Available data:
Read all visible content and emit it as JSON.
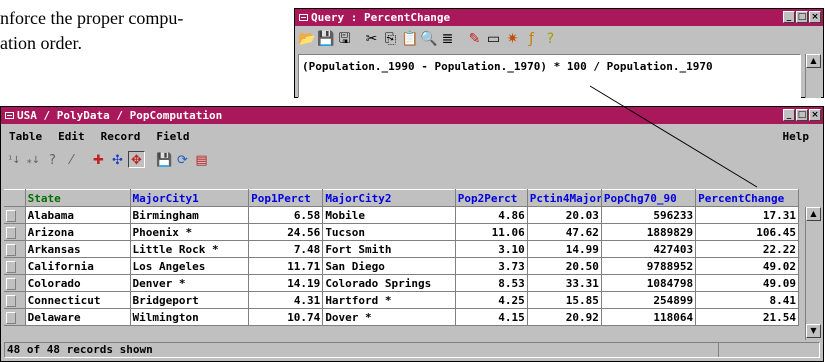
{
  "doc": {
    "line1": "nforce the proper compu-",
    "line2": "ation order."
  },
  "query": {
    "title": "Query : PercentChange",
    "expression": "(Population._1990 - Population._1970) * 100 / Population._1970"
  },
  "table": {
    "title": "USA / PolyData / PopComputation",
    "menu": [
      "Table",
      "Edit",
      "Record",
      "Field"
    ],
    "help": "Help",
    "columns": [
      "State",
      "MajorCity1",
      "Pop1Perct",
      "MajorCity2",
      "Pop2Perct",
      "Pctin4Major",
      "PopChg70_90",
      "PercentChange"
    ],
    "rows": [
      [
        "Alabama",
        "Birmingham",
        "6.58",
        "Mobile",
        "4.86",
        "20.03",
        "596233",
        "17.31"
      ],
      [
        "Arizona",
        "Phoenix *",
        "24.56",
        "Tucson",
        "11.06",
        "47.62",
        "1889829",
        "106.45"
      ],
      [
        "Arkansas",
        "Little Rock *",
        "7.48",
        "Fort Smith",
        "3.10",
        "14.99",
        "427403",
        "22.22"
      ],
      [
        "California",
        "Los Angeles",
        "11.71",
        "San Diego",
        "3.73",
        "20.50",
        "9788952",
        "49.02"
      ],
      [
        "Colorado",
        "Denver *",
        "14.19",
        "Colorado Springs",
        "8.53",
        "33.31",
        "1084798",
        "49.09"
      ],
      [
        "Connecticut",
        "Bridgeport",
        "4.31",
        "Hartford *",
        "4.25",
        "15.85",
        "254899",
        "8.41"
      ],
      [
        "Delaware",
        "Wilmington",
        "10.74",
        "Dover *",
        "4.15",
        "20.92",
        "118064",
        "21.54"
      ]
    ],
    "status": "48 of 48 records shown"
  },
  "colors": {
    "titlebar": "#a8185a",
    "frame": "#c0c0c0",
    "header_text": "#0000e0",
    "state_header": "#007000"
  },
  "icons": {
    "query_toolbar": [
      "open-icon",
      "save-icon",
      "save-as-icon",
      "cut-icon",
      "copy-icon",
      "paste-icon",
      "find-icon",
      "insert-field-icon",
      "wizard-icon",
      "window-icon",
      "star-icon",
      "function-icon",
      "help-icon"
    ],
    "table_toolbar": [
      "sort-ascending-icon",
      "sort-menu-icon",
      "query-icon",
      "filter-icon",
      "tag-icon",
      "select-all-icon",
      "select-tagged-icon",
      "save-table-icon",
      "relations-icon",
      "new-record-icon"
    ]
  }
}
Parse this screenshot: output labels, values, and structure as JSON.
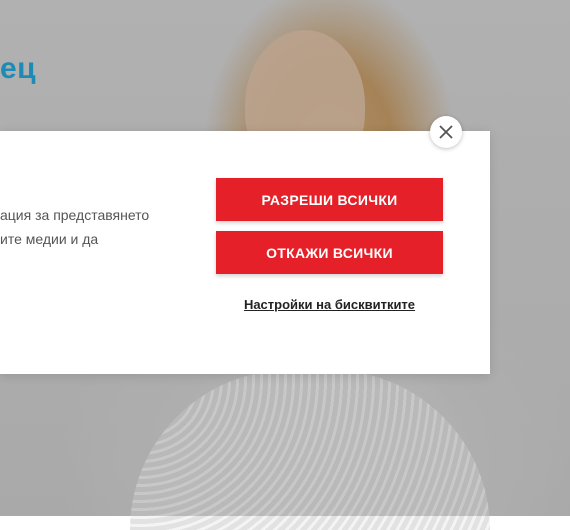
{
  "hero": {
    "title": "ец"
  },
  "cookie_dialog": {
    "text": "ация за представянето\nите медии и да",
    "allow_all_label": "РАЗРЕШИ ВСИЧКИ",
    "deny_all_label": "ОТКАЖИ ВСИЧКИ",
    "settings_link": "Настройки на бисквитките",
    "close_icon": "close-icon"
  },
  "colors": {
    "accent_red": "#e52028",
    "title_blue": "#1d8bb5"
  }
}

Given exercise: Make an exact copy of the records shown above, without the pictures.

Full response:
Read all visible content and emit it as JSON.
{
  "doc": {
    "line1": "nforce the proper compu-",
    "line2": "ation order."
  },
  "query": {
    "title": "Query : PercentChange",
    "expression": "(Population._1990 - Population._1970) * 100 / Population._1970"
  },
  "table": {
    "title": "USA / PolyData / PopComputation",
    "menu": [
      "Table",
      "Edit",
      "Record",
      "Field"
    ],
    "help": "Help",
    "columns": [
      "State",
      "MajorCity1",
      "Pop1Perct",
      "MajorCity2",
      "Pop2Perct",
      "Pctin4Major",
      "PopChg70_90",
      "PercentChange"
    ],
    "rows": [
      [
        "Alabama",
        "Birmingham",
        "6.58",
        "Mobile",
        "4.86",
        "20.03",
        "596233",
        "17.31"
      ],
      [
        "Arizona",
        "Phoenix *",
        "24.56",
        "Tucson",
        "11.06",
        "47.62",
        "1889829",
        "106.45"
      ],
      [
        "Arkansas",
        "Little Rock *",
        "7.48",
        "Fort Smith",
        "3.10",
        "14.99",
        "427403",
        "22.22"
      ],
      [
        "California",
        "Los Angeles",
        "11.71",
        "San Diego",
        "3.73",
        "20.50",
        "9788952",
        "49.02"
      ],
      [
        "Colorado",
        "Denver *",
        "14.19",
        "Colorado Springs",
        "8.53",
        "33.31",
        "1084798",
        "49.09"
      ],
      [
        "Connecticut",
        "Bridgeport",
        "4.31",
        "Hartford *",
        "4.25",
        "15.85",
        "254899",
        "8.41"
      ],
      [
        "Delaware",
        "Wilmington",
        "10.74",
        "Dover *",
        "4.15",
        "20.92",
        "118064",
        "21.54"
      ]
    ],
    "status": "48 of 48 records shown"
  },
  "colors": {
    "titlebar": "#a8185a",
    "frame": "#c0c0c0",
    "header_text": "#0000e0",
    "state_header": "#007000"
  },
  "icons": {
    "query_toolbar": [
      "open-icon",
      "save-icon",
      "save-as-icon",
      "cut-icon",
      "copy-icon",
      "paste-icon",
      "find-icon",
      "insert-field-icon",
      "wizard-icon",
      "window-icon",
      "star-icon",
      "function-icon",
      "help-icon"
    ],
    "table_toolbar": [
      "sort-ascending-icon",
      "sort-menu-icon",
      "query-icon",
      "filter-icon",
      "tag-icon",
      "select-all-icon",
      "select-tagged-icon",
      "save-table-icon",
      "relations-icon",
      "new-record-icon"
    ]
  }
}
Parse this screenshot: output labels, values, and structure as JSON.
{
  "hero": {
    "title": "ец"
  },
  "cookie_dialog": {
    "text": "ация за представянето\nите медии и да",
    "allow_all_label": "РАЗРЕШИ ВСИЧКИ",
    "deny_all_label": "ОТКАЖИ ВСИЧКИ",
    "settings_link": "Настройки на бисквитките",
    "close_icon": "close-icon"
  },
  "colors": {
    "accent_red": "#e52028",
    "title_blue": "#1d8bb5"
  }
}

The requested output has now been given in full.